[RECORDS TO PROCESS start]

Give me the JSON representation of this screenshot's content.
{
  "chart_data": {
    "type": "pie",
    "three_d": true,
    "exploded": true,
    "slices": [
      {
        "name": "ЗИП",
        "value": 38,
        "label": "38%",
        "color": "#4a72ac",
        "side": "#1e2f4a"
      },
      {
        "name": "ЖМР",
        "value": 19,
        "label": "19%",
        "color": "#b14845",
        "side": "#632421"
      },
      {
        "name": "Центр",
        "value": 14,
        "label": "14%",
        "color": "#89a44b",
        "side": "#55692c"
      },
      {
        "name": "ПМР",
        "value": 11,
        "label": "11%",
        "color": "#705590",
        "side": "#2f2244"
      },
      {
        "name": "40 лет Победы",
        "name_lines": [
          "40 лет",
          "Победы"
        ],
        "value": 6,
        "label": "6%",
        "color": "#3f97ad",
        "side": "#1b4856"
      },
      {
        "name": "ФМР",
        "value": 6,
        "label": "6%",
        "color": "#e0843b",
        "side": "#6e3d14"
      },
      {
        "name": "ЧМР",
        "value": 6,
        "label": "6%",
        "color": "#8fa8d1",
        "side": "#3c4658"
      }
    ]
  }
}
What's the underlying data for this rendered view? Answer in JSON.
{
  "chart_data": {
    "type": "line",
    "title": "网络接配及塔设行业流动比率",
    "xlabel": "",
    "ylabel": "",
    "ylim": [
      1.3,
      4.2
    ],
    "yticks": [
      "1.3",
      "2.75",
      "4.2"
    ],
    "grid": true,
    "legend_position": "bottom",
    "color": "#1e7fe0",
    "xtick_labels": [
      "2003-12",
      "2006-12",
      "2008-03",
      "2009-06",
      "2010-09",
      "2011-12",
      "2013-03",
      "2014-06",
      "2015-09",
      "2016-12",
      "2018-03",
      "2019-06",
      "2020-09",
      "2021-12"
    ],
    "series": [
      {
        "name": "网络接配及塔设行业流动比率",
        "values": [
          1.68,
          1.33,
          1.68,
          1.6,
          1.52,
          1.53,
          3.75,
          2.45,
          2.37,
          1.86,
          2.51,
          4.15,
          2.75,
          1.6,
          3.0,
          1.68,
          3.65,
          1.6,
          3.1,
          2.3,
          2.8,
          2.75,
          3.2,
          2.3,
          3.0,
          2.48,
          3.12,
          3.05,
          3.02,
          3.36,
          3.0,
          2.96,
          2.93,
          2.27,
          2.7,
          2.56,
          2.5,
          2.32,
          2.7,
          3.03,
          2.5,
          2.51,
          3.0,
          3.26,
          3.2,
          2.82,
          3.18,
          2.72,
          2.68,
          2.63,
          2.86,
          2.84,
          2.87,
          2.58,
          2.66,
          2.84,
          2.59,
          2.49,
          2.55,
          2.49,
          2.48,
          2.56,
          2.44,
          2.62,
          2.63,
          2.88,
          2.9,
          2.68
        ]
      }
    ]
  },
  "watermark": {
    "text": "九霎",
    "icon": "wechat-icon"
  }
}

[RECORDS TO PROCESS end]

Find the lines above that include the string "网络接配及塔设行业流动比率" and copy them.

    "title": "网络接配及塔设行业流动比率",
        "name": "网络接配及塔设行业流动比率",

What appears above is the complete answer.